#### Available records
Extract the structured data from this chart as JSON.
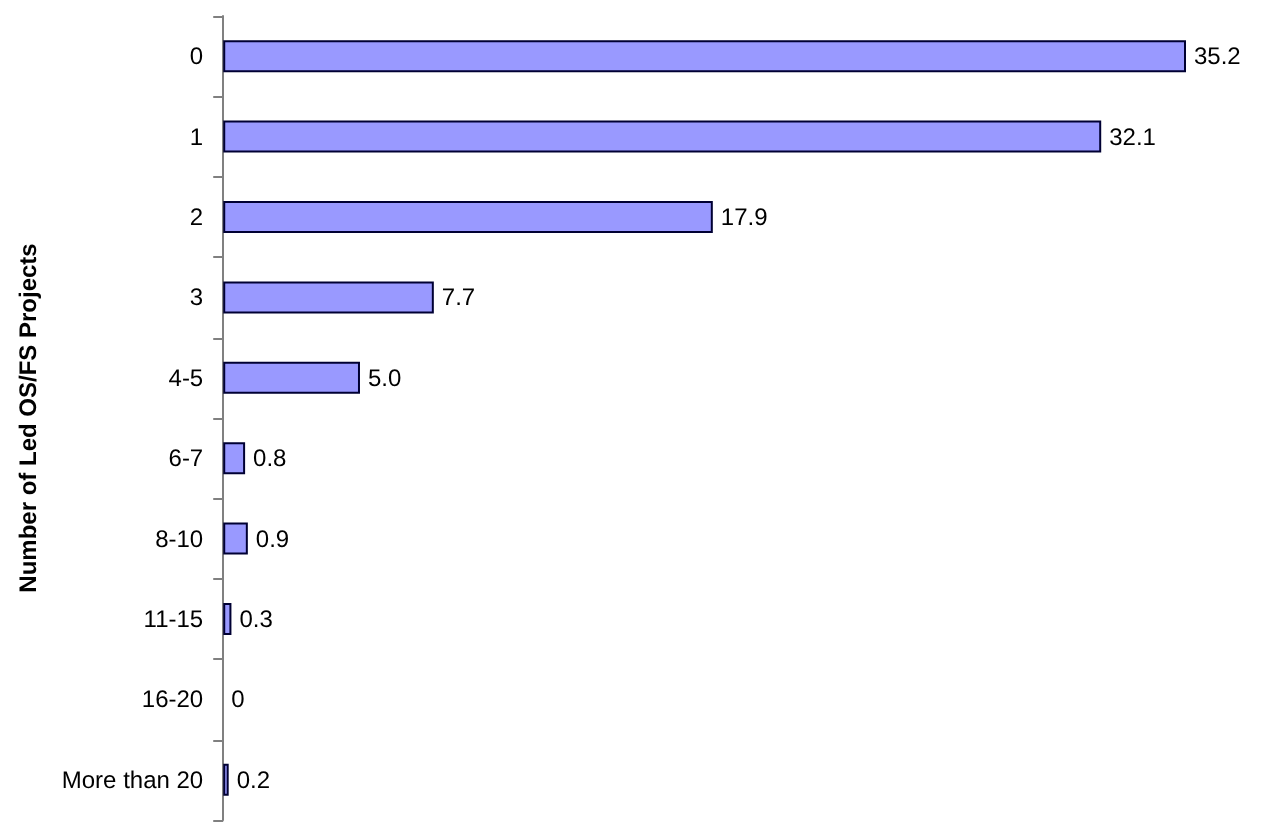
{
  "chart_data": {
    "type": "bar",
    "orientation": "horizontal",
    "ylabel": "Number of Led OS/FS Projects",
    "categories": [
      "0",
      "1",
      "2",
      "3",
      "4-5",
      "6-7",
      "8-10",
      "11-15",
      "16-20",
      "More than 20"
    ],
    "values": [
      35.2,
      32.1,
      17.9,
      7.7,
      5.0,
      0.8,
      0.9,
      0.3,
      0,
      0.2
    ],
    "value_labels": [
      "35.2",
      "32.1",
      "17.9",
      "7.7",
      "5.0",
      "0.8",
      "0.9",
      "0.3",
      "0",
      "0.2"
    ],
    "color": "#9999ff",
    "tick_labels": "y"
  }
}
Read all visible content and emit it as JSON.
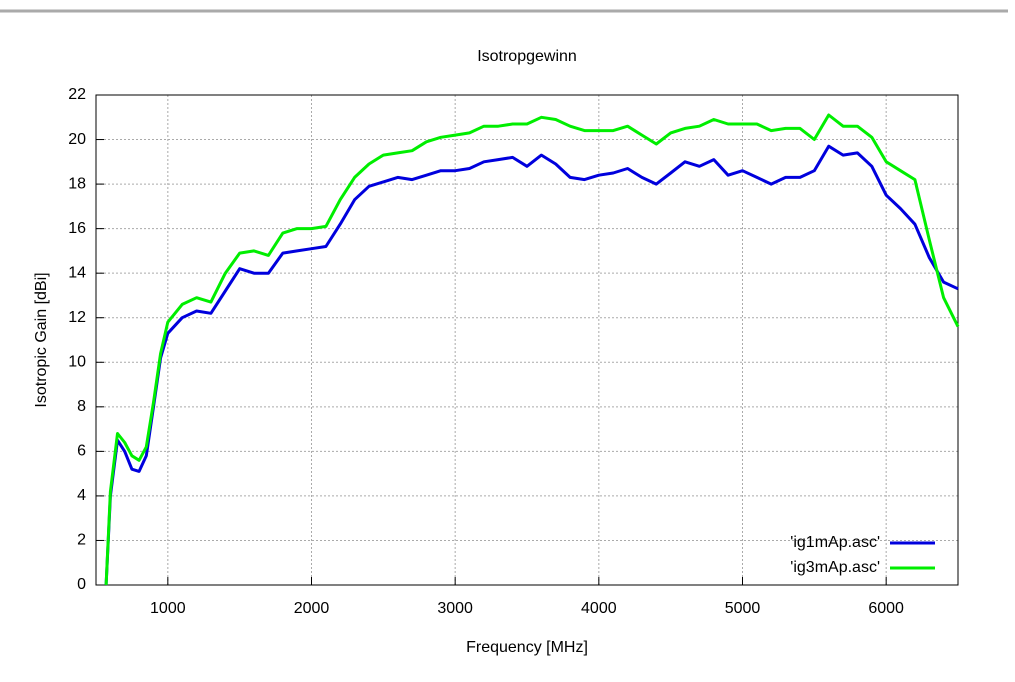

#### What is asked
The listing above must be printed again exactly, minus its pictures.

#### Output for this exercise
Extract the structured data from this chart as JSON.
{
  "chart_data": {
    "type": "bar",
    "orientation": "horizontal",
    "ylabel": "Number of Led OS/FS Projects",
    "categories": [
      "0",
      "1",
      "2",
      "3",
      "4-5",
      "6-7",
      "8-10",
      "11-15",
      "16-20",
      "More than 20"
    ],
    "values": [
      35.2,
      32.1,
      17.9,
      7.7,
      5.0,
      0.8,
      0.9,
      0.3,
      0,
      0.2
    ],
    "value_labels": [
      "35.2",
      "32.1",
      "17.9",
      "7.7",
      "5.0",
      "0.8",
      "0.9",
      "0.3",
      "0",
      "0.2"
    ],
    "color": "#9999ff",
    "tick_labels": "y"
  }
}
Read all visible content and emit it as JSON.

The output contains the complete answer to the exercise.